** BEGIN Data extract **

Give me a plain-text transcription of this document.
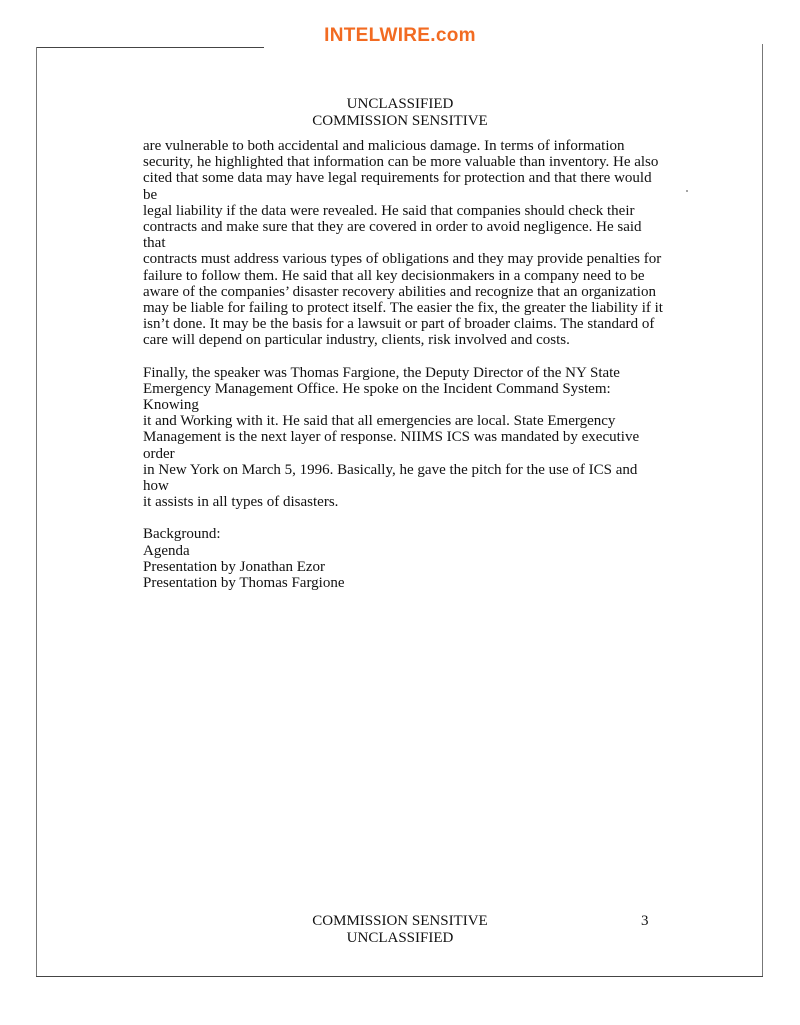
INTELWIRE.com
UNCLASSIFIED
COMMISSION SENSITIVE

are vulnerable to both accidental and malicious damage. In terms of information
security, he highlighted that information can be more valuable than inventory. He also
cited that some data may have legal requirements for protection and that there would be
legal liability if the data were revealed. He said that companies should check their
contracts and make sure that they are covered in order to avoid negligence. He said that
contracts must address various types of obligations and they may provide penalties for
failure to follow them. He said that all key decisionmakers in a company need to be
aware of the companies’ disaster recovery abilities and recognize that an organization
may be liable for failing to protect itself. The easier the fix, the greater the liability if it
isn’t done. It may be the basis for a lawsuit or part of broader claims. The standard of
care will depend on particular industry, clients, risk involved and costs.

Finally, the speaker was Thomas Fargione, the Deputy Director of the NY State
Emergency Management Office. He spoke on the Incident Command System: Knowing
it and Working with it. He said that all emergencies are local. State Emergency
Management is the next layer of response. NIIMS ICS was mandated by executive order
in New York on March 5, 1996. Basically, he gave the pitch for the use of ICS and how
it assists in all types of disasters.

Background:
Agenda
Presentation by Jonathan Ezor
Presentation by Thomas Fargione
COMMISSION SENSITIVE
UNCLASSIFIED
3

** END Data extract **

— Challenge —
Quote every line of the records above exactly; no picture is to be copied.

— Written answer —
Give me a plain-text transcription of this document.
INTELWIRE.com
UNCLASSIFIED
COMMISSION SENSITIVE

are vulnerable to both accidental and malicious damage. In terms of information
security, he highlighted that information can be more valuable than inventory. He also
cited that some data may have legal requirements for protection and that there would be
legal liability if the data were revealed. He said that companies should check their
contracts and make sure that they are covered in order to avoid negligence. He said that
contracts must address various types of obligations and they may provide penalties for
failure to follow them. He said that all key decisionmakers in a company need to be
aware of the companies’ disaster recovery abilities and recognize that an organization
may be liable for failing to protect itself. The easier the fix, the greater the liability if it
isn’t done. It may be the basis for a lawsuit or part of broader claims. The standard of
care will depend on particular industry, clients, risk involved and costs.

Finally, the speaker was Thomas Fargione, the Deputy Director of the NY State
Emergency Management Office. He spoke on the Incident Command System: Knowing
it and Working with it. He said that all emergencies are local. State Emergency
Management is the next layer of response. NIIMS ICS was mandated by executive order
in New York on March 5, 1996. Basically, he gave the pitch for the use of ICS and how
it assists in all types of disasters.

Background:
Agenda
Presentation by Jonathan Ezor
Presentation by Thomas Fargione
COMMISSION SENSITIVE
UNCLASSIFIED
3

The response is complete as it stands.